WHAT THE TASK REQUIRES: Set down each line of the data below exactly as it stands, dropping the pictures.
-- start of MATERIALS PROVIDED --
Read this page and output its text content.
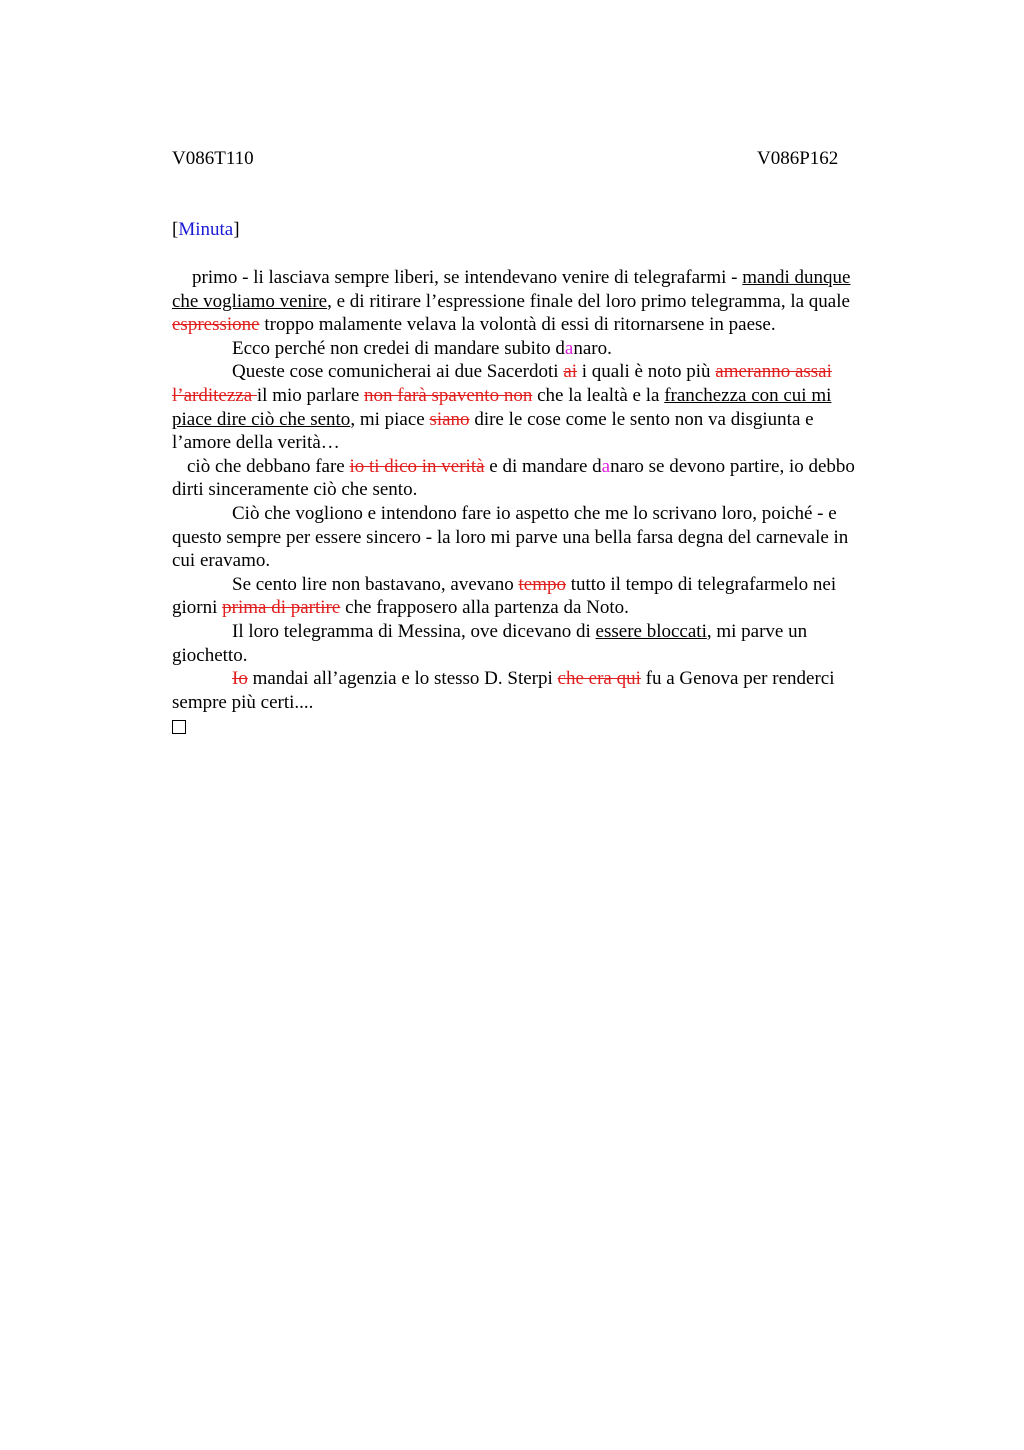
V086T110	V086P162
[Minuta]
primo - li lasciava sempre liberi, se intendevano venire di telegrafarmi - mandi dunque
che vogliamo venire, e di ritirare l’espressione finale del loro primo telegramma, la quale
espressione troppo malamente velava la volontà di essi di ritornarsene in paese.
Ecco perché non credei di mandare subito danaro.
Queste cose comunicherai ai due Sacerdoti ai i quali è noto più ameranno assai
l’arditezza il mio parlare non farà spavento non che la lealtà e la franchezza con cui mi
piace dire ciò che sento, mi piace siano dire le cose come le sento non va disgiunta e
l’amore della verità…
ciò che debbano fare io ti dico in verità e di mandare danaro se devono partire, io debbo
dirti sinceramente ciò che sento.
Ciò che vogliono e intendono fare io aspetto che me lo scrivano loro, poiché - e
questo sempre per essere sincero - la loro mi parve una bella farsa degna del carnevale in
cui eravamo.
Se cento lire non bastavano, avevano tempo tutto il tempo di telegrafarmelo nei
giorni prima di partire che frapposero alla partenza da Noto.
Il loro telegramma di Messina, ove dicevano di essere bloccati, mi parve un
giochetto.
Io mandai all’agenzia e lo stesso D. Sterpi che era qui fu a Genova per renderci
sempre più certi....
-- end of MATERIALS PROVIDED --
RESULT OF THE TASK:
Read this page and output its text content.
V086T110	V086P162
[Minuta]
primo - li lasciava sempre liberi, se intendevano venire di telegrafarmi - mandi dunque
che vogliamo venire, e di ritirare l’espressione finale del loro primo telegramma, la quale
espressione troppo malamente velava la volontà di essi di ritornarsene in paese.
Ecco perché non credei di mandare subito danaro.
Queste cose comunicherai ai due Sacerdoti ai i quali è noto più ameranno assai
l’arditezza il mio parlare non farà spavento non che la lealtà e la franchezza con cui mi
piace dire ciò che sento, mi piace siano dire le cose come le sento non va disgiunta e
l’amore della verità…
ciò che debbano fare io ti dico in verità e di mandare danaro se devono partire, io debbo
dirti sinceramente ciò che sento.
Ciò che vogliono e intendono fare io aspetto che me lo scrivano loro, poiché - e
questo sempre per essere sincero - la loro mi parve una bella farsa degna del carnevale in
cui eravamo.
Se cento lire non bastavano, avevano tempo tutto il tempo di telegrafarmelo nei
giorni prima di partire che frapposero alla partenza da Noto.
Il loro telegramma di Messina, ove dicevano di essere bloccati, mi parve un
giochetto.
Io mandai all’agenzia e lo stesso D. Sterpi che era qui fu a Genova per renderci
sempre più certi....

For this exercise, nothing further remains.